- PROVIDED RECORDS:
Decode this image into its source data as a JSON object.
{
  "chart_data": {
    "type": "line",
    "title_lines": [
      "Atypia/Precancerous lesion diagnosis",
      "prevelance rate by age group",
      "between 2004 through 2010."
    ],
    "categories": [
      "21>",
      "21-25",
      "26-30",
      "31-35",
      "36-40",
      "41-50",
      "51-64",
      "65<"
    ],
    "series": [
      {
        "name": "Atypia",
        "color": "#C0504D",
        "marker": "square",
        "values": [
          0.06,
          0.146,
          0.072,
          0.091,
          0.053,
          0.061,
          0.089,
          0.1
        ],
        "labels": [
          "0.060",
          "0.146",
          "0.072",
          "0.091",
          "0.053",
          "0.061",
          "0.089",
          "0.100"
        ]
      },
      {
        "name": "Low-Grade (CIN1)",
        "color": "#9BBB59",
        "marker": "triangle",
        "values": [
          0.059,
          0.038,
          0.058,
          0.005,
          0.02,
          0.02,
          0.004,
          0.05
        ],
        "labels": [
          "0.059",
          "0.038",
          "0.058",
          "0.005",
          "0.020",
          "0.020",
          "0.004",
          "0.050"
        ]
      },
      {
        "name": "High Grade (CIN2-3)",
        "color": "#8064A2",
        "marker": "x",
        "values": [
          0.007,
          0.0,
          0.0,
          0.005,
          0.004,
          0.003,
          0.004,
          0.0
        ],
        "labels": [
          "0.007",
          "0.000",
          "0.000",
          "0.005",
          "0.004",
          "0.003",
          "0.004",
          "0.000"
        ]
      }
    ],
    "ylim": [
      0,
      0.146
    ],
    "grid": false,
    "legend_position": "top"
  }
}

- GOAL: Read through the entries and copy each line in which "Grade" appears.

- PROBLEM SOLUTION:
        "name": "Low-Grade (CIN1)",
        "name": "High Grade (CIN2-3)",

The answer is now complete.